### Aim of the task
Return each line of the listing below, unchanged, and omit the images.

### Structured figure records
/---
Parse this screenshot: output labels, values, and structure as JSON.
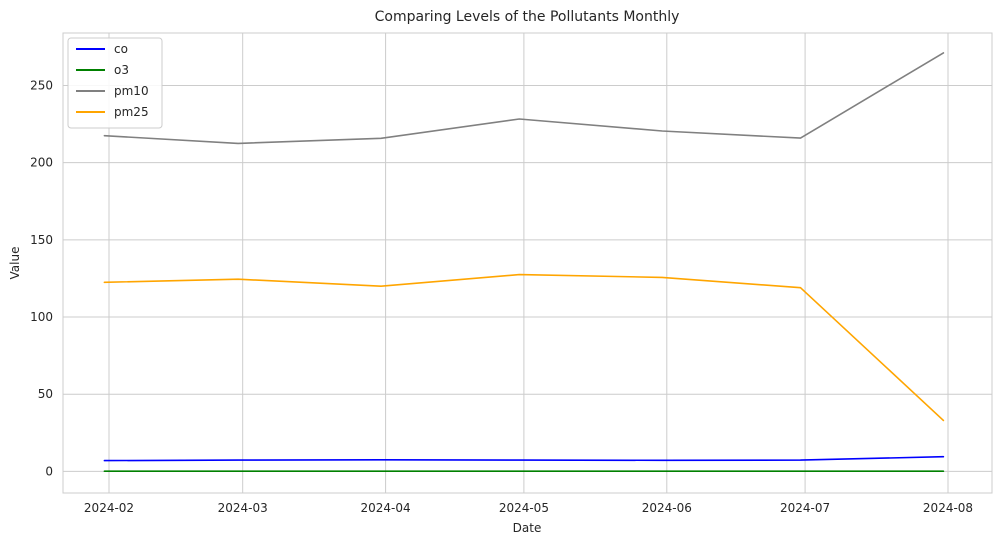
{
  "chart_data": {
    "type": "line",
    "title": "Comparing Levels of the Pollutants Monthly",
    "xlabel": "Date",
    "ylabel": "Value",
    "x": [
      "2024-01-31",
      "2024-02-29",
      "2024-03-31",
      "2024-04-30",
      "2024-05-31",
      "2024-06-30",
      "2024-07-31"
    ],
    "x_ticks": [
      "2024-02",
      "2024-03",
      "2024-04",
      "2024-05",
      "2024-06",
      "2024-07",
      "2024-08"
    ],
    "y_ticks": [
      0,
      50,
      100,
      150,
      200,
      250
    ],
    "ylim": [
      -14,
      284
    ],
    "grid": true,
    "legend_position": "top-left",
    "series": [
      {
        "name": "co",
        "color": "#0000ff",
        "values": [
          7.0,
          7.3,
          7.5,
          7.3,
          7.2,
          7.3,
          9.5
        ]
      },
      {
        "name": "o3",
        "color": "#008000",
        "values": [
          0.1,
          0.1,
          0.1,
          0.1,
          0.1,
          0.1,
          0.1
        ]
      },
      {
        "name": "pm10",
        "color": "#808080",
        "values": [
          217.5,
          212.5,
          215.8,
          228.3,
          220.5,
          215.9,
          271.1
        ]
      },
      {
        "name": "pm25",
        "color": "#ffa500",
        "values": [
          122.5,
          124.5,
          120.0,
          127.5,
          125.7,
          119.0,
          33.0
        ]
      }
    ]
  }
}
\---
### Result of this task
Parse this screenshot: output labels, values, and structure as JSON.
{
  "chart_data": {
    "type": "line",
    "title": "Comparing Levels of the Pollutants Monthly",
    "xlabel": "Date",
    "ylabel": "Value",
    "x": [
      "2024-01-31",
      "2024-02-29",
      "2024-03-31",
      "2024-04-30",
      "2024-05-31",
      "2024-06-30",
      "2024-07-31"
    ],
    "x_ticks": [
      "2024-02",
      "2024-03",
      "2024-04",
      "2024-05",
      "2024-06",
      "2024-07",
      "2024-08"
    ],
    "y_ticks": [
      0,
      50,
      100,
      150,
      200,
      250
    ],
    "ylim": [
      -14,
      284
    ],
    "grid": true,
    "legend_position": "top-left",
    "series": [
      {
        "name": "co",
        "color": "#0000ff",
        "values": [
          7.0,
          7.3,
          7.5,
          7.3,
          7.2,
          7.3,
          9.5
        ]
      },
      {
        "name": "o3",
        "color": "#008000",
        "values": [
          0.1,
          0.1,
          0.1,
          0.1,
          0.1,
          0.1,
          0.1
        ]
      },
      {
        "name": "pm10",
        "color": "#808080",
        "values": [
          217.5,
          212.5,
          215.8,
          228.3,
          220.5,
          215.9,
          271.1
        ]
      },
      {
        "name": "pm25",
        "color": "#ffa500",
        "values": [
          122.5,
          124.5,
          120.0,
          127.5,
          125.7,
          119.0,
          33.0
        ]
      }
    ]
  }
}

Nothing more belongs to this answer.